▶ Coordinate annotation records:
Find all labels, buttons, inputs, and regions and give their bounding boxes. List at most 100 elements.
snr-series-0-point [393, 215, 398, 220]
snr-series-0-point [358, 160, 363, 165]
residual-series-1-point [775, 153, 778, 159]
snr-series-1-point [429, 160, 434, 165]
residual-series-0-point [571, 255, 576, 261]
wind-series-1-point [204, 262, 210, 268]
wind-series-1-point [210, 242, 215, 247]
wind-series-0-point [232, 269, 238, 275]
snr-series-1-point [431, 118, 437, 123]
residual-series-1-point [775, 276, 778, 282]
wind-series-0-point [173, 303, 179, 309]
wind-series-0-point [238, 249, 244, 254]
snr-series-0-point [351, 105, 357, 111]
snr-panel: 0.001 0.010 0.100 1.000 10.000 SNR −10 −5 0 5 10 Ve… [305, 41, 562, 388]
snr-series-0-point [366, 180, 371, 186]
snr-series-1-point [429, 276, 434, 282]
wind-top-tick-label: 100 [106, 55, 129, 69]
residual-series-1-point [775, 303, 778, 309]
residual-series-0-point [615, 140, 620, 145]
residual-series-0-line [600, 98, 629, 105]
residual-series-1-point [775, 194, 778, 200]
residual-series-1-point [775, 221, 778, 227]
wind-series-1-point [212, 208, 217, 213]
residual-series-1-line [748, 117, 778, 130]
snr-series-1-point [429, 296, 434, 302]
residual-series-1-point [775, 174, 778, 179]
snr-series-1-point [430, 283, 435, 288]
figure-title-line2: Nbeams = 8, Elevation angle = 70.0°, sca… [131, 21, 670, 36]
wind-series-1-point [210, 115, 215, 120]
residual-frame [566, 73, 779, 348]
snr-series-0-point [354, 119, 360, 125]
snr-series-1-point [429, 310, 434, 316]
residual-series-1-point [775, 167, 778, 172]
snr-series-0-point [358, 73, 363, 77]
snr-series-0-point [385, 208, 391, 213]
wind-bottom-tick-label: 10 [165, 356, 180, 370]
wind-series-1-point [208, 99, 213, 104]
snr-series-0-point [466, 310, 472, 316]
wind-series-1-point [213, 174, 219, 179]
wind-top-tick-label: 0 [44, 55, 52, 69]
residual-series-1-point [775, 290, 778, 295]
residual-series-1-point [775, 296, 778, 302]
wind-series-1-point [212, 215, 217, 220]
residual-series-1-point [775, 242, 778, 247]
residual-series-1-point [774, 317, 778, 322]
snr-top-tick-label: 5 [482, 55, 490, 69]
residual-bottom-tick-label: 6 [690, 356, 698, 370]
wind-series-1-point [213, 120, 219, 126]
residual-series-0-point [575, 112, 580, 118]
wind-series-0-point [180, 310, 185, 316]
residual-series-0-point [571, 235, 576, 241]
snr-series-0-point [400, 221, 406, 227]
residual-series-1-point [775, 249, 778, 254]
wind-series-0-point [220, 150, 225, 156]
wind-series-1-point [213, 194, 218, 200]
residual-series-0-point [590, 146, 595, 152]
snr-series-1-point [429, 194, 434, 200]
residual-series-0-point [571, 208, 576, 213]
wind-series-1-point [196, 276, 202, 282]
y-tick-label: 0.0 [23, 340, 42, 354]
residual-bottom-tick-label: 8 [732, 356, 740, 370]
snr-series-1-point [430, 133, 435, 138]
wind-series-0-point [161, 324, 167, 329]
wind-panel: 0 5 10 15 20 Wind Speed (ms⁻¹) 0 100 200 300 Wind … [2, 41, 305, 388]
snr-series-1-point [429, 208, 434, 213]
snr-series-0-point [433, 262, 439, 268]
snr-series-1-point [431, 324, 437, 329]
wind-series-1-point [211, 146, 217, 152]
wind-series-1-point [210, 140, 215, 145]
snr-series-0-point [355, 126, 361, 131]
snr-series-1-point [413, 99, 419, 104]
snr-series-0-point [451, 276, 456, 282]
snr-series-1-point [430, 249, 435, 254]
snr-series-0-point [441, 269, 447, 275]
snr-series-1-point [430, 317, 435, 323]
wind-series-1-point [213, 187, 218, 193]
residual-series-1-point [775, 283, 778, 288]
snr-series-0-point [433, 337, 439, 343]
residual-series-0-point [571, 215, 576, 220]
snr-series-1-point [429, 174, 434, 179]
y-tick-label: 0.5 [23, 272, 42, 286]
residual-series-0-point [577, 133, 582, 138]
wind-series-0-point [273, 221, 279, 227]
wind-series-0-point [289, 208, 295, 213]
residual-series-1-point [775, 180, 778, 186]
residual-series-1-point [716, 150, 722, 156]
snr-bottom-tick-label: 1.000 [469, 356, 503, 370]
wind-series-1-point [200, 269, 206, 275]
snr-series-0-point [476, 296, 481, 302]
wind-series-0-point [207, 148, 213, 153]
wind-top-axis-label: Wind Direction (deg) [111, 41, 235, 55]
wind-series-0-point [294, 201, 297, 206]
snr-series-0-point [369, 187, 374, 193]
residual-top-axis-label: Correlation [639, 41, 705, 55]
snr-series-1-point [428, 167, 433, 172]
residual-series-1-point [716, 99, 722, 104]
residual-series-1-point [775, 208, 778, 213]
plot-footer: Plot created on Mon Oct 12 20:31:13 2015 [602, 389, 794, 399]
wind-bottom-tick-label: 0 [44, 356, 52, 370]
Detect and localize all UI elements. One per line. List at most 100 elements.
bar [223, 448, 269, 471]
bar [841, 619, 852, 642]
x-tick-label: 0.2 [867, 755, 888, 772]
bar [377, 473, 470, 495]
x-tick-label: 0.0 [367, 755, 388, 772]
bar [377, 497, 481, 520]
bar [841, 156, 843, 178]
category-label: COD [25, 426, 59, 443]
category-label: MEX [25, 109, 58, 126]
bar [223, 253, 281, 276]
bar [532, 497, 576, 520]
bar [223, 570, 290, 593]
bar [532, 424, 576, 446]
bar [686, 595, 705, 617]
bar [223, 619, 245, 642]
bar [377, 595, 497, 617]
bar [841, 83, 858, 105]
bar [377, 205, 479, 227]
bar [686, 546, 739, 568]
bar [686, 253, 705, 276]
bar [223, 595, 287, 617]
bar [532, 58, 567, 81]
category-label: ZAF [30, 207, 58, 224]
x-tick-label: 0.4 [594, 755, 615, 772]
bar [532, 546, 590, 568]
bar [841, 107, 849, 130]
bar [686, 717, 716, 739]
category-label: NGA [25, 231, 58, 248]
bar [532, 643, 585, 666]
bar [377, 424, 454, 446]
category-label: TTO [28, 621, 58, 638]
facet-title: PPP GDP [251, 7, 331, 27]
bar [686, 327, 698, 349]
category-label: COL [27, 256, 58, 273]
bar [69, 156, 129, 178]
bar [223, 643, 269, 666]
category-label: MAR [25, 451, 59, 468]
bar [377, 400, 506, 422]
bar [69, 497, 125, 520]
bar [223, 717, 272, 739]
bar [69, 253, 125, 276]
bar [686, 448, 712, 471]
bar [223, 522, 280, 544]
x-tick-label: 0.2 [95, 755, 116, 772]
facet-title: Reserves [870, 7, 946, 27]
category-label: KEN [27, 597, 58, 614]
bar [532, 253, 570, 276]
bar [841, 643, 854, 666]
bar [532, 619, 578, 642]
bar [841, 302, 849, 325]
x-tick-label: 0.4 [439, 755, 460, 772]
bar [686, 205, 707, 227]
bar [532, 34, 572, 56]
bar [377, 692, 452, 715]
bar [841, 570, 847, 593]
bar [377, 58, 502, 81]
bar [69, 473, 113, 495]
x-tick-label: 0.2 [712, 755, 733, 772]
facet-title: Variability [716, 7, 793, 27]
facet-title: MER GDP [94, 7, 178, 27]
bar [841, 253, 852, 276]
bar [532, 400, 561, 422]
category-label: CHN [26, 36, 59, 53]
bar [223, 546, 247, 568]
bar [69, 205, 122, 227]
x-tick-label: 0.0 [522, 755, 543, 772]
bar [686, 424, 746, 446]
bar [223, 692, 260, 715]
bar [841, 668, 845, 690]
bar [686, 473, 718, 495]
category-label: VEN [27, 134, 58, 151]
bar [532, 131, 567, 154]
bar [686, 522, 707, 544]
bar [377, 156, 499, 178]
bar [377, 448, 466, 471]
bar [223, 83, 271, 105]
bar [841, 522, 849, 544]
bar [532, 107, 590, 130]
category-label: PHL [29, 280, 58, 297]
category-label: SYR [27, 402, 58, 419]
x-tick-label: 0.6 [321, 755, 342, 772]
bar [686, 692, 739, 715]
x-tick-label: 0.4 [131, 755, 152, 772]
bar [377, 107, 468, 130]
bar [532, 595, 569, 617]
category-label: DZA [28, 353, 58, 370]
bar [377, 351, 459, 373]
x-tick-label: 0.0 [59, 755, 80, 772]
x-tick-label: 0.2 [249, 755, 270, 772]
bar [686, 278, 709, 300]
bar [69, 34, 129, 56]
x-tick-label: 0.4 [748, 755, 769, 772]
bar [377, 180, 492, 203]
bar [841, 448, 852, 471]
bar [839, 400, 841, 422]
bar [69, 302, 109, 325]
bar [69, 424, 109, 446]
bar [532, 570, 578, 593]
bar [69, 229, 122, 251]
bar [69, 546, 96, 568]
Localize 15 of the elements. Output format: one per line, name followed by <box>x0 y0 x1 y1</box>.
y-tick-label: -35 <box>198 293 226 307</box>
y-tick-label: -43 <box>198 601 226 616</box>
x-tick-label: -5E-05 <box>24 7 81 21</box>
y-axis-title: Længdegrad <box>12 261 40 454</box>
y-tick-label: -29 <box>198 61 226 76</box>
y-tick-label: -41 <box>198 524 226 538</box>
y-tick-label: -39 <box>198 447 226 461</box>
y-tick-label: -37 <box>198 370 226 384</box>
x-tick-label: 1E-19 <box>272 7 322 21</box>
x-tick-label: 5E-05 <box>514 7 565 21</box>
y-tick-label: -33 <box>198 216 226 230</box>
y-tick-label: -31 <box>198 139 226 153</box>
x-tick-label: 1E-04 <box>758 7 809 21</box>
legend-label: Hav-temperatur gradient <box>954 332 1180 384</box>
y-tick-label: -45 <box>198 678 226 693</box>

▶ What is being asked: Print the stretch from the first line of the records through the line containing "snr-series-0-point [366, 180, 371, 186]". Keep every line unchanged.

▶ Result of this exercise:
Find all labels, buttons, inputs, and regions and give their bounding boxes. List at most 100 elements.
snr-series-0-point [393, 215, 398, 220]
snr-series-0-point [358, 160, 363, 165]
residual-series-1-point [775, 153, 778, 159]
snr-series-1-point [429, 160, 434, 165]
residual-series-0-point [571, 255, 576, 261]
wind-series-1-point [204, 262, 210, 268]
wind-series-1-point [210, 242, 215, 247]
wind-series-0-point [232, 269, 238, 275]
snr-series-1-point [431, 118, 437, 123]
residual-series-1-point [775, 276, 778, 282]
wind-series-0-point [173, 303, 179, 309]
wind-series-0-point [238, 249, 244, 254]
snr-series-0-point [351, 105, 357, 111]
snr-panel: 0.001 0.010 0.100 1.000 10.000 SNR −10 −5 0 5 10 Ve… [305, 41, 562, 388]
snr-series-0-point [366, 180, 371, 186]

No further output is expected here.